**PROBLEM STATEMENT:** Sort through the data and copy the lines holding the word "Daily".

[Structured figure records]
— Begin —
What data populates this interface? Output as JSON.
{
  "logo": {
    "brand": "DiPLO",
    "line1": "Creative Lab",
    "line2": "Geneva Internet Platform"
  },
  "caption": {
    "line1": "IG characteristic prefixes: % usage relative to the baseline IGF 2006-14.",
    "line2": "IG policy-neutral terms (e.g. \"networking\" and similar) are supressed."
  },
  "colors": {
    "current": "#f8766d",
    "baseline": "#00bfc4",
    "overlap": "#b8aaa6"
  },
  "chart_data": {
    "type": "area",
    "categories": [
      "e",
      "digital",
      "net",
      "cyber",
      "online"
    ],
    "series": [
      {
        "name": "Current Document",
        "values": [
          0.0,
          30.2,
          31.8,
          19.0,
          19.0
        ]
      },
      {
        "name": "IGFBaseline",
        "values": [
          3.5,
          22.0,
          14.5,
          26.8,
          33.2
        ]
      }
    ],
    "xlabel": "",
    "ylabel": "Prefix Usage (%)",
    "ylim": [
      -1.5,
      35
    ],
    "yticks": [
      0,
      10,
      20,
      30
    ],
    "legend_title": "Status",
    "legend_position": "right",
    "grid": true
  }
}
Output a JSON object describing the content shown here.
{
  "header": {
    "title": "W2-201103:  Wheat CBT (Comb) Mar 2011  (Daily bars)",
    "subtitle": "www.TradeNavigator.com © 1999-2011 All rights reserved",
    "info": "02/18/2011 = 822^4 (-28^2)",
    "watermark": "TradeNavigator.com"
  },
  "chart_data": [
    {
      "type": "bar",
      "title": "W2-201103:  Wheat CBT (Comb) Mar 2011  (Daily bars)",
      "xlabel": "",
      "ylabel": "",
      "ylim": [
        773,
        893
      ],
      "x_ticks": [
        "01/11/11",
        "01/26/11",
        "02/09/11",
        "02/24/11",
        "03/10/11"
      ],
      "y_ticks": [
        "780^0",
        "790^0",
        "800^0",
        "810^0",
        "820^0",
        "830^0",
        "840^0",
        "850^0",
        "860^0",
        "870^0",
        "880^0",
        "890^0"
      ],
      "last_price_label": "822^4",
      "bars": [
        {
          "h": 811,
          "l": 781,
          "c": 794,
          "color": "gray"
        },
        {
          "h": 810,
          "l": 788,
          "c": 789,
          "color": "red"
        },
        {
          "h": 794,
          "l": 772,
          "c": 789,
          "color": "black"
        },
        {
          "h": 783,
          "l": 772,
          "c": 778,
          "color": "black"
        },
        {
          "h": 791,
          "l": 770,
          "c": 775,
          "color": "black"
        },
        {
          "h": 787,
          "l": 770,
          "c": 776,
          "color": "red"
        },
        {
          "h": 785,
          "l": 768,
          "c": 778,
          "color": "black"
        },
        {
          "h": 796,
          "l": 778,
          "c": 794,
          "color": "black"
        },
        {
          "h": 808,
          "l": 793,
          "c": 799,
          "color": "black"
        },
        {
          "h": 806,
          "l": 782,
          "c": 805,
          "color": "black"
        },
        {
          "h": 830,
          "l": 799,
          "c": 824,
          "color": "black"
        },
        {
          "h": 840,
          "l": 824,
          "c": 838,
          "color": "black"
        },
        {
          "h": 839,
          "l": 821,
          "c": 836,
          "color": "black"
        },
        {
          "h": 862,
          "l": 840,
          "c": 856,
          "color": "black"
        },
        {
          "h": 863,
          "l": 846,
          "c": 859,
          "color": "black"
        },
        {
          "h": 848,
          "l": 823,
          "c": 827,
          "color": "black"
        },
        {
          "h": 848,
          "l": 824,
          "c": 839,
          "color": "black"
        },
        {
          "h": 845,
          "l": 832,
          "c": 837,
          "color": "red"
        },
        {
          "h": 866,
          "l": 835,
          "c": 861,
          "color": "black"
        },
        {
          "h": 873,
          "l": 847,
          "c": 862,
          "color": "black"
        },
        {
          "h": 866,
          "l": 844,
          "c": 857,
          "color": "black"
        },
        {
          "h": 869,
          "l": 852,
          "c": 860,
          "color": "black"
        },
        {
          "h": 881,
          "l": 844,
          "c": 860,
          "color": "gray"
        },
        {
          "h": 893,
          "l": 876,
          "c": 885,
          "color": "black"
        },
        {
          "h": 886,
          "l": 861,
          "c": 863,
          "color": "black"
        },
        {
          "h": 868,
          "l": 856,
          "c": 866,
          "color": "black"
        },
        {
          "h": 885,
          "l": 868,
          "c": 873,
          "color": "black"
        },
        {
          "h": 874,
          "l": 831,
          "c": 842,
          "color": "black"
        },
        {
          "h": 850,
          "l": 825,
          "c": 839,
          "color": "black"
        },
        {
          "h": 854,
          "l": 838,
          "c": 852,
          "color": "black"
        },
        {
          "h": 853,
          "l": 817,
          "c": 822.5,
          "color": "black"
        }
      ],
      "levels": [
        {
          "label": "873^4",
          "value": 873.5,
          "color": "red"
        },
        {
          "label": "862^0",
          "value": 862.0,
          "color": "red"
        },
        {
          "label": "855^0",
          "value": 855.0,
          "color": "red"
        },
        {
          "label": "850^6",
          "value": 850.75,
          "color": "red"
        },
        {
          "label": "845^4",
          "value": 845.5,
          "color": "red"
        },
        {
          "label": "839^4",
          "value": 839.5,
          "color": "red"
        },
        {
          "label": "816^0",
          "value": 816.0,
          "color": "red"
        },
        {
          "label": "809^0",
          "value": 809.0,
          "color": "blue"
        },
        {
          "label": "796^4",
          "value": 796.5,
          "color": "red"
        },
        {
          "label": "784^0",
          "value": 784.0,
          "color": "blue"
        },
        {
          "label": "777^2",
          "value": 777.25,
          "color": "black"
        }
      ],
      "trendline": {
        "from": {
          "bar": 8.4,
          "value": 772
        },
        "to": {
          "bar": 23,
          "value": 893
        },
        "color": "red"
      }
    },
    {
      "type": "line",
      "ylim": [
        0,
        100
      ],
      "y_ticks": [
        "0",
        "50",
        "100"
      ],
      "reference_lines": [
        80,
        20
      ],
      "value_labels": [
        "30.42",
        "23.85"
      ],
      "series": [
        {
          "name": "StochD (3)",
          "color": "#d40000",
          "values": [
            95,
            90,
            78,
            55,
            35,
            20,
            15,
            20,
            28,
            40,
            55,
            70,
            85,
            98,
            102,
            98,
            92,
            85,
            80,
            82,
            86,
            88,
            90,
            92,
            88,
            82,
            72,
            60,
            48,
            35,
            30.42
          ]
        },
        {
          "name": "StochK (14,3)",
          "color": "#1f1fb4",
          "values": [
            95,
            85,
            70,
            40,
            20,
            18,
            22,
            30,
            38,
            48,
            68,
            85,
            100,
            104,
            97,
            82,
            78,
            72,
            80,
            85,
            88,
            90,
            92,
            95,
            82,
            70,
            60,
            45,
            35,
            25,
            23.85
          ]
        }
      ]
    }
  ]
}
— End —
**WRITTEN SOLUTION:**
    "title": "W2-201103:  Wheat CBT (Comb) Mar 2011  (Daily bars)",
      "title": "W2-201103:  Wheat CBT (Comb) Mar 2011  (Daily bars)",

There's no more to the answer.